Directions:
Reproduce word for word the part of the blog post about Uncle Adolph's 101st birthday starting with "Friday, January 4, 2013" and going on through "entry in 2014.".

Friday, January 4, 2013

"Keep on Goin'"!: Uncle Adolph is 101


This happily is another View from Brule Lake tribute to my uncle Adolph’s birthday. He turned 101 today. My tribute to #100 was penned one year ago. http://brulelaker.blogspot.com/2012/01/uncle-adolph-turns-100.html Here’s a few more anecdotes, but I’m saving some for the birthday #102 entry in 2014.

Adolph and Rabbi Steven Mason at last year's
birthday celebration at the temple (spot the typo on the cake)
 
Last October I received an email from Floyd Sullivan, an author writing a book about Comiskey Park for a series on baseball stadiums of bygone days. He saw my photos of the ballpark’s 1991 demolition on Flickr and wanted to use a few in the book. Because the proceeds are going to Chicago White Sox Charities, I agreed in exchange for a copy of the book. I also told him that because it will contain interviews with former White Sox players, executives and fans, he should interview Adolph. His reply was “this is too crazy”; he’d already heard about him and met my cousin Cathy at a Sox game.

 Floyd conducted the very interesting interview at Adolph’s house. As previously reported, Adolph saw his first Sox game in 1921. He did not, he noted, know anything about baseball before then and thus had no recollection of the Black Sox, whose nine members were banned beginning that season. The ballpark wasn’t double-decked around to the outfield until the mid-1920s, and he sat in the bleachers before then. Some of the highlights of his long (mostly suffering) career as a Sox fan included seeing Urban Shocker pitch complete-game victories versus the Sox in both halves of a doubleheader (1924) and Minnie Minoso and Mickey Mantle hit their first Major League home runs in the same game (1951). The book is scheduled for publication in the middle of this year.

Adolph made a request as I was leaving. “Please look up Ian Kadish on the Salt River team in the Arizona Fall League,” he asked. “I want to know if he’s Jewish.” Some ten years ago, Adolph journeyed to Arizona to the Sox’s spring training site. Upon his return, my brother Frank inquired about the outlook for the coming season. He replied, “I didn’t watch much of the team. I was more interested in the minor-league prospects.” That, Frank noted, is the definition of an “optimist.” At 101, he still reads Baseball America and other publications to keep abreast of what’s going on in Charlotte, Birmingham, Winston Salem, Kannapolis, Great Falls, Bristol and Salt River. And Ian Kadish is Jewish.

Information shown:

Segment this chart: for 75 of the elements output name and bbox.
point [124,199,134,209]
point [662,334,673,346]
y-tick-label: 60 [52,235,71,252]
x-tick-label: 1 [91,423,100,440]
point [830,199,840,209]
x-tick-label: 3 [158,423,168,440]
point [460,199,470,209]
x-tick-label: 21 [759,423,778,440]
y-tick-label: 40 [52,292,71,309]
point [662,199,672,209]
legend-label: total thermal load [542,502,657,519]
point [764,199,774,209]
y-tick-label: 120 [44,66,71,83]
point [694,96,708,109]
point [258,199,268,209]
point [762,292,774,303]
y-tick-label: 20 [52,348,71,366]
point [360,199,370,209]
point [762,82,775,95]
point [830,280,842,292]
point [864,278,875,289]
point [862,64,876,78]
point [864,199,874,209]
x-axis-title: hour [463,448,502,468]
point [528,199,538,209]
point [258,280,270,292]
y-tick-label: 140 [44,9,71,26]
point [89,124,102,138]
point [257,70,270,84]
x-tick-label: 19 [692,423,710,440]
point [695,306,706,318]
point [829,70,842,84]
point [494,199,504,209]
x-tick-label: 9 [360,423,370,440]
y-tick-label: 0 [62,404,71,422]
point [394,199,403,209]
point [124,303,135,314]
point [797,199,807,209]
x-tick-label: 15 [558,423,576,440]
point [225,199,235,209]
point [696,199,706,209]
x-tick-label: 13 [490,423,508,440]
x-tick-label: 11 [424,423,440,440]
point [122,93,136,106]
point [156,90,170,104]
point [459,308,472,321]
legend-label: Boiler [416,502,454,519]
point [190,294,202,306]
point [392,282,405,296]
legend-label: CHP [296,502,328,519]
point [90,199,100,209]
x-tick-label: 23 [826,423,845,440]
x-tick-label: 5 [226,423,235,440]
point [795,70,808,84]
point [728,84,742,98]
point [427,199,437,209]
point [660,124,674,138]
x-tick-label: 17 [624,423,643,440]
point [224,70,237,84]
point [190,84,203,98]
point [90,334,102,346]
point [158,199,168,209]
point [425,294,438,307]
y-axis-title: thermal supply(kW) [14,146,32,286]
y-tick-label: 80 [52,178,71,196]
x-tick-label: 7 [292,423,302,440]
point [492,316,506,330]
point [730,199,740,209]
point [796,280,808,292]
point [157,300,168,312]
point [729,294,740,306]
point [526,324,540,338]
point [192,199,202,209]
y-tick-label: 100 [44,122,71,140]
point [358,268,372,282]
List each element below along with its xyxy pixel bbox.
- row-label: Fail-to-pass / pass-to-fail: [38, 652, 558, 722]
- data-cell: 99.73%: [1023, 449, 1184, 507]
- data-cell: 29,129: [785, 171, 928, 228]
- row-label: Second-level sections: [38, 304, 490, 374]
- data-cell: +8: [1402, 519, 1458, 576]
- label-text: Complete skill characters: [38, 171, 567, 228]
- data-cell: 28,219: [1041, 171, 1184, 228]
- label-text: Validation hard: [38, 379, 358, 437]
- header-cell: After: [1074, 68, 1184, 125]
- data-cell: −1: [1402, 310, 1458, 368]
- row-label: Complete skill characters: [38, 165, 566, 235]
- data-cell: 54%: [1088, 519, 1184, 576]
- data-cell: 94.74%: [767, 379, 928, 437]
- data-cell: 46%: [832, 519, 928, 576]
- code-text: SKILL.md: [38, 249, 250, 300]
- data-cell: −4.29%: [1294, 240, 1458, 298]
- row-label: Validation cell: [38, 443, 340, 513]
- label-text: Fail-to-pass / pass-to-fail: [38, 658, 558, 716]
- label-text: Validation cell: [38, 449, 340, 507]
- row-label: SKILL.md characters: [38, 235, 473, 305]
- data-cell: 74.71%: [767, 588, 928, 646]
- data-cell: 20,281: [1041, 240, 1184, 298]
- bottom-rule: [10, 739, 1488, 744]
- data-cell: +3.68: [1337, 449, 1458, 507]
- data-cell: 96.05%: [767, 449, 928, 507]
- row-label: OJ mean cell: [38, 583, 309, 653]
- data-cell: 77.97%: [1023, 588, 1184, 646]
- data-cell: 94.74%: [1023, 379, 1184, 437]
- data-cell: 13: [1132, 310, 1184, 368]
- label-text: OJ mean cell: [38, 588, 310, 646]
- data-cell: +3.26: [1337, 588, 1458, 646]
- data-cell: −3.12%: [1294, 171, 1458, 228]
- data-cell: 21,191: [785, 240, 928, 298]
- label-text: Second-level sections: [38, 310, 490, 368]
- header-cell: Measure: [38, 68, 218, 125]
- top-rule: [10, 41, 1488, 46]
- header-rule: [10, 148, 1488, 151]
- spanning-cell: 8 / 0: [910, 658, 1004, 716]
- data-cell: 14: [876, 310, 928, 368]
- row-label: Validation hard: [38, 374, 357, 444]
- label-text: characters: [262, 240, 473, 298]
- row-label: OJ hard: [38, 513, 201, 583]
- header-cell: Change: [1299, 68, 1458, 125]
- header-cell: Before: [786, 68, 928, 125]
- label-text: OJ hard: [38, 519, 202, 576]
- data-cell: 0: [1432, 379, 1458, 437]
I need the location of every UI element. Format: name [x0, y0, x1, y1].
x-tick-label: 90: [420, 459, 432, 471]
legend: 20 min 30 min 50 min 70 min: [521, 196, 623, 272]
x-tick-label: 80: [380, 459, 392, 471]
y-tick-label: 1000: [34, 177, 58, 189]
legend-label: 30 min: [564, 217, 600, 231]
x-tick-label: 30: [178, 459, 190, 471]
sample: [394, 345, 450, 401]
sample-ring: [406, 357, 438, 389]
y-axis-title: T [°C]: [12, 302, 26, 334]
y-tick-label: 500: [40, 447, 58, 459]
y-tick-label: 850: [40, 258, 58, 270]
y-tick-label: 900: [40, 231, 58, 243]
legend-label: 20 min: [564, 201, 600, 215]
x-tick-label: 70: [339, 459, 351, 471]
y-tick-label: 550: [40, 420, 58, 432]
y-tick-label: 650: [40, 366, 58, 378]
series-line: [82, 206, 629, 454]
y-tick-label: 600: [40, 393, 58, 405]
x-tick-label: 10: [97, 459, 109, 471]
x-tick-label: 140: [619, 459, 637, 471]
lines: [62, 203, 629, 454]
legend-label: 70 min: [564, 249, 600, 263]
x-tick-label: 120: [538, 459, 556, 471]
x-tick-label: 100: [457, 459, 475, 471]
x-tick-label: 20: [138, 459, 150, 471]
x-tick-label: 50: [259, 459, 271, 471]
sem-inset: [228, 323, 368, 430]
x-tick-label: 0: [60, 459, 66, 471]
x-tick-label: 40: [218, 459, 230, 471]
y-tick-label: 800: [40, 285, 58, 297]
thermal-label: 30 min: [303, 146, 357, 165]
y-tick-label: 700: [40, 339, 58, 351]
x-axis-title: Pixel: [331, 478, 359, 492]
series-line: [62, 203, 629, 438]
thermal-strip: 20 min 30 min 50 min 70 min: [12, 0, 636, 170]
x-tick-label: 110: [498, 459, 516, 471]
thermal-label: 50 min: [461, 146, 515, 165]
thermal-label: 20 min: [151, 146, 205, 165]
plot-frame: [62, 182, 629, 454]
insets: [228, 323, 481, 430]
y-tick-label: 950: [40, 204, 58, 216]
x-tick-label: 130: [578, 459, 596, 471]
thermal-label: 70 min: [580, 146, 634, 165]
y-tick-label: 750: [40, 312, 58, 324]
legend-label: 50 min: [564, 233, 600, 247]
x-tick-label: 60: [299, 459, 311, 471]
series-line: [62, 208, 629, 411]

Response box:
Friday, January 4, 2013

"Keep on Goin'"!: Uncle Adolph is 101


This happily is another View from Brule Lake tribute to my uncle Adolph’s birthday. He turned 101 today. My tribute to #100 was penned one year ago. http://brulelaker.blogspot.com/2012/01/uncle-adolph-turns-100.html Here’s a few more anecdotes, but I’m saving some for the birthday #102 entry in 2014.